What to produce: Read through the entries below and return each line with the word "specialization".

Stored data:
---

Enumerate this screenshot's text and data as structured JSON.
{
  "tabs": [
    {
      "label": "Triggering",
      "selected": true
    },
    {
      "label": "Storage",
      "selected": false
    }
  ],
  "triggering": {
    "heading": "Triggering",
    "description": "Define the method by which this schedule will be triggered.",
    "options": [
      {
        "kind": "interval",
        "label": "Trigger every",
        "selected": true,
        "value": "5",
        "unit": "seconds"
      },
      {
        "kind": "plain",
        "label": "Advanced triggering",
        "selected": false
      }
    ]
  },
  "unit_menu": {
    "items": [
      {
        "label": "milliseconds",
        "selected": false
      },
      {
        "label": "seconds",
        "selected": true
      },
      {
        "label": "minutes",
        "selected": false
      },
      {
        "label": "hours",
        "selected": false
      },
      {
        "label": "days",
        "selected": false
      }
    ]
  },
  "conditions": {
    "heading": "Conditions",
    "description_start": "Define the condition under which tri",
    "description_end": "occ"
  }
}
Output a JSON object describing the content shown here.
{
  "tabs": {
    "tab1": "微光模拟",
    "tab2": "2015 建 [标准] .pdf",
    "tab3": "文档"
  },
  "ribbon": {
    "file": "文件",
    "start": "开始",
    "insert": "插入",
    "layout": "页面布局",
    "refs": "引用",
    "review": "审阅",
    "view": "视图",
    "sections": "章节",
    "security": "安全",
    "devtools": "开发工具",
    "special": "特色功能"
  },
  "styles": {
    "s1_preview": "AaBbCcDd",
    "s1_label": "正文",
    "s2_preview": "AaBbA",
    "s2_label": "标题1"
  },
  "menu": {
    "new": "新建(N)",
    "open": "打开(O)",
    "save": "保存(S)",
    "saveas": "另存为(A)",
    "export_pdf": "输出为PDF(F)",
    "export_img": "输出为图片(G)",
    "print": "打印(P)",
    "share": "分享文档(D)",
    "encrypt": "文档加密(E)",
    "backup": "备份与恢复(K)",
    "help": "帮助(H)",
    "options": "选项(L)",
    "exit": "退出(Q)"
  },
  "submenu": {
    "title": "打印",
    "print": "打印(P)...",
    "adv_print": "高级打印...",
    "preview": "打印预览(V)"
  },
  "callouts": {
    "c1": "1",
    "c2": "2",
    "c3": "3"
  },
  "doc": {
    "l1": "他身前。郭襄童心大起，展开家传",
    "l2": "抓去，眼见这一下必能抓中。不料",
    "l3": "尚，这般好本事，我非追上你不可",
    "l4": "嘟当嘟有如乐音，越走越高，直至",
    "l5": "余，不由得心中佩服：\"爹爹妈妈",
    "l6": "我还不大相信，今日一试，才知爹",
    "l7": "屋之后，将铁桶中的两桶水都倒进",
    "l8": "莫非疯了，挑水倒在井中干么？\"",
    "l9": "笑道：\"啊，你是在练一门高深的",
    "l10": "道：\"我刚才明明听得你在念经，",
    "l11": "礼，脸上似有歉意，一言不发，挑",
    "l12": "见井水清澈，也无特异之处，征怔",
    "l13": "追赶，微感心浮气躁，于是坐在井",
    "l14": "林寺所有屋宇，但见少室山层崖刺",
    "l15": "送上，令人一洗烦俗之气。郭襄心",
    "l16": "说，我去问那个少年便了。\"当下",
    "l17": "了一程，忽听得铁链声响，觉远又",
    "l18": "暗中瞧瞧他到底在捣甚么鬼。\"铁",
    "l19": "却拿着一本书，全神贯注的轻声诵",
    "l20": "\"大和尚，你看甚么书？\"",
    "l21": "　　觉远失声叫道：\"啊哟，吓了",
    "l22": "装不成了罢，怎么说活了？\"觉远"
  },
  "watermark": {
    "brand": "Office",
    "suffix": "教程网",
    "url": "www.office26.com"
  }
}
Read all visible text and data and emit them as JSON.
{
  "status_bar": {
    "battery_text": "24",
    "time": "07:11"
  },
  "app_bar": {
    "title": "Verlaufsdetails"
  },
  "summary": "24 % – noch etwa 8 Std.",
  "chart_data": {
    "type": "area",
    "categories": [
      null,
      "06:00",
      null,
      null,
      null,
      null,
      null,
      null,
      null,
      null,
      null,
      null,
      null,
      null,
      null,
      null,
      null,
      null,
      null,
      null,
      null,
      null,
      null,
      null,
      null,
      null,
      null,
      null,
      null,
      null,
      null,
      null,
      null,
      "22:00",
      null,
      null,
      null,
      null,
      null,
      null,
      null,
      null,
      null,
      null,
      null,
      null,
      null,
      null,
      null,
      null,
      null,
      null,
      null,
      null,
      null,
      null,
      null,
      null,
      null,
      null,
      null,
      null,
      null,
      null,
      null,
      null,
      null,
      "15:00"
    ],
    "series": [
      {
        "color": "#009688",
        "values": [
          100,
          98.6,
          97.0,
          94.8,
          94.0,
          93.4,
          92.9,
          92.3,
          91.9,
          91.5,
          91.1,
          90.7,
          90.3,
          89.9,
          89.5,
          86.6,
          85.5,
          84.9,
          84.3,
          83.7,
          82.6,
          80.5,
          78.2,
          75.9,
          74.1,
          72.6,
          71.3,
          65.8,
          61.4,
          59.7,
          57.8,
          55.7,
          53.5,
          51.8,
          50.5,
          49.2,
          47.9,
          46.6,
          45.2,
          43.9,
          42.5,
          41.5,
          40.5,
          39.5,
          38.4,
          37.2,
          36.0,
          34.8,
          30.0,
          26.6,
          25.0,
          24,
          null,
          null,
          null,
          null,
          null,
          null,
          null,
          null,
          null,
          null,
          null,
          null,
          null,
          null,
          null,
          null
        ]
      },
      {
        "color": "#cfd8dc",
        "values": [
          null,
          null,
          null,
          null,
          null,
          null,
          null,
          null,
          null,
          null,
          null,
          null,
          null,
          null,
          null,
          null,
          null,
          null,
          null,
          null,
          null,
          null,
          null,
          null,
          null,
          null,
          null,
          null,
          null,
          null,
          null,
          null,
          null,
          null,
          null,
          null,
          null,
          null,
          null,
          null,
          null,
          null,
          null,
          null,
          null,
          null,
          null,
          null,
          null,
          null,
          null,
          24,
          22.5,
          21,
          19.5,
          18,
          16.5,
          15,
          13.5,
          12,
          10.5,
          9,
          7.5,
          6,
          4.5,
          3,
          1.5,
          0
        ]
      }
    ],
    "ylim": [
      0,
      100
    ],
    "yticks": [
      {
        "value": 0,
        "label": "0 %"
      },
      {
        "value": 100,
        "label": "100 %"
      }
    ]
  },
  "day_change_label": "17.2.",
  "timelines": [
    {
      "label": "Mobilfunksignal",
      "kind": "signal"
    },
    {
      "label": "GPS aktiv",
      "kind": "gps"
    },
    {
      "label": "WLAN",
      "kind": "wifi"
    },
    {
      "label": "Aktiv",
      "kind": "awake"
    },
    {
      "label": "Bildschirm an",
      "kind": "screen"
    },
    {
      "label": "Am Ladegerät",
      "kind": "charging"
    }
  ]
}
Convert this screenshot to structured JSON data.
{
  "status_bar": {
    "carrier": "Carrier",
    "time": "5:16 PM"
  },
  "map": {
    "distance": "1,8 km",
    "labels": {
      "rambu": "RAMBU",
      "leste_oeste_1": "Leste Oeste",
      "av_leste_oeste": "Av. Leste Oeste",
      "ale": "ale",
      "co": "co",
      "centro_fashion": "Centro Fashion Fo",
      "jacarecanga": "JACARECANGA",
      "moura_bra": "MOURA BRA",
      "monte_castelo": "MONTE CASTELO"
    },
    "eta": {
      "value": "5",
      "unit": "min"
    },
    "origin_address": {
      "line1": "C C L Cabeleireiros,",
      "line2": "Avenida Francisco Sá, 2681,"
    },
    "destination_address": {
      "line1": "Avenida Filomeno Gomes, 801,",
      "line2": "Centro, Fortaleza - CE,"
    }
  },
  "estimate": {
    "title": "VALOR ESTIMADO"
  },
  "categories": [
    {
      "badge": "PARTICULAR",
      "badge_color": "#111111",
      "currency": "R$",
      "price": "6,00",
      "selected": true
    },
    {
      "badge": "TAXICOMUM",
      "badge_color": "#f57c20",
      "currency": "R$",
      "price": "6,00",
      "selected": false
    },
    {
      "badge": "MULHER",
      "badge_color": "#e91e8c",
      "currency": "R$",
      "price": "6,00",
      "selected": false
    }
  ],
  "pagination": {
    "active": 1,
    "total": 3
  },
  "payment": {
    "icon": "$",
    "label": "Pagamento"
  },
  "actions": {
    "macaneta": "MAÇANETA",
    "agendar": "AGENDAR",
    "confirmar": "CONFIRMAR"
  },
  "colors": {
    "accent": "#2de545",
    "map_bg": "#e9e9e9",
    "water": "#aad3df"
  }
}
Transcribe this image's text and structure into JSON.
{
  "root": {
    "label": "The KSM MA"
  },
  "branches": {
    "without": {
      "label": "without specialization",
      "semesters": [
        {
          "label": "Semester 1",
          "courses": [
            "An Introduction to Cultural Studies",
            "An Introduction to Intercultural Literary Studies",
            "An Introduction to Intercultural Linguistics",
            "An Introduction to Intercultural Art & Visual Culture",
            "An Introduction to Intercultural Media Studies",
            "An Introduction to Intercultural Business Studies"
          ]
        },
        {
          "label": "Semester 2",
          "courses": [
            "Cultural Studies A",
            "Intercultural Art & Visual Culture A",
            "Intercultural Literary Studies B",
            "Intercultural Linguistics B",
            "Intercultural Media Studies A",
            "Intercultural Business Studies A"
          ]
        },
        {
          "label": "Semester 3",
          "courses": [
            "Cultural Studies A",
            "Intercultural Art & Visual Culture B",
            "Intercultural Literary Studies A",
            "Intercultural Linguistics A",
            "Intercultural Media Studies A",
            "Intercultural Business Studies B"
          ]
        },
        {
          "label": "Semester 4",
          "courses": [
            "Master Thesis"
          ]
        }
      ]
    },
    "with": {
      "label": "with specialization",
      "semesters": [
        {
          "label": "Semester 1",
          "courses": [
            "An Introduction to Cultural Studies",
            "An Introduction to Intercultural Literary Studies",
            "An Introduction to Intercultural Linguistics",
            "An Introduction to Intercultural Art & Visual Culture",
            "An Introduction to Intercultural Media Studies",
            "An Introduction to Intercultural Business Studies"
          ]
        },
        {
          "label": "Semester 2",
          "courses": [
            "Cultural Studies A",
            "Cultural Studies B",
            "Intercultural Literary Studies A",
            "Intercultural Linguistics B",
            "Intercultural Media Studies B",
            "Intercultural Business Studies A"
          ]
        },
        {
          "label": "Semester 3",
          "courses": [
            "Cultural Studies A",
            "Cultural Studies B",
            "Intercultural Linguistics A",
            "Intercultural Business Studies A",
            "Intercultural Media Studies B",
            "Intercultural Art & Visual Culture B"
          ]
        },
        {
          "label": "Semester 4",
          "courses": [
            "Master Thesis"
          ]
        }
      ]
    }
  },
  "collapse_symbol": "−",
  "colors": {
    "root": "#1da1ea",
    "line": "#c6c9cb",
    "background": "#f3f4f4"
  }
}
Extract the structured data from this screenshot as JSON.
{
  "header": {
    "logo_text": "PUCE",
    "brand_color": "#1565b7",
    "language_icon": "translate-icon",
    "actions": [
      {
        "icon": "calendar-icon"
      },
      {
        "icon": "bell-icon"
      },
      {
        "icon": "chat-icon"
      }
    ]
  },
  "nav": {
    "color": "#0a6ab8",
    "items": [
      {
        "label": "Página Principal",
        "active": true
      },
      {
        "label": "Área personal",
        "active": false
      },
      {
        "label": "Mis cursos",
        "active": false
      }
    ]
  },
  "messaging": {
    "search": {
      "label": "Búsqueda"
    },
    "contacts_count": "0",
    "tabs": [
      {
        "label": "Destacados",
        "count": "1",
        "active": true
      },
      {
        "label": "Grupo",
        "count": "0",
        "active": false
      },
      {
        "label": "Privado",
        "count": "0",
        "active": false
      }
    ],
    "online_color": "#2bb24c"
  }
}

---

Problem solution:
      "label": "without specialization",
      "label": "with specialization",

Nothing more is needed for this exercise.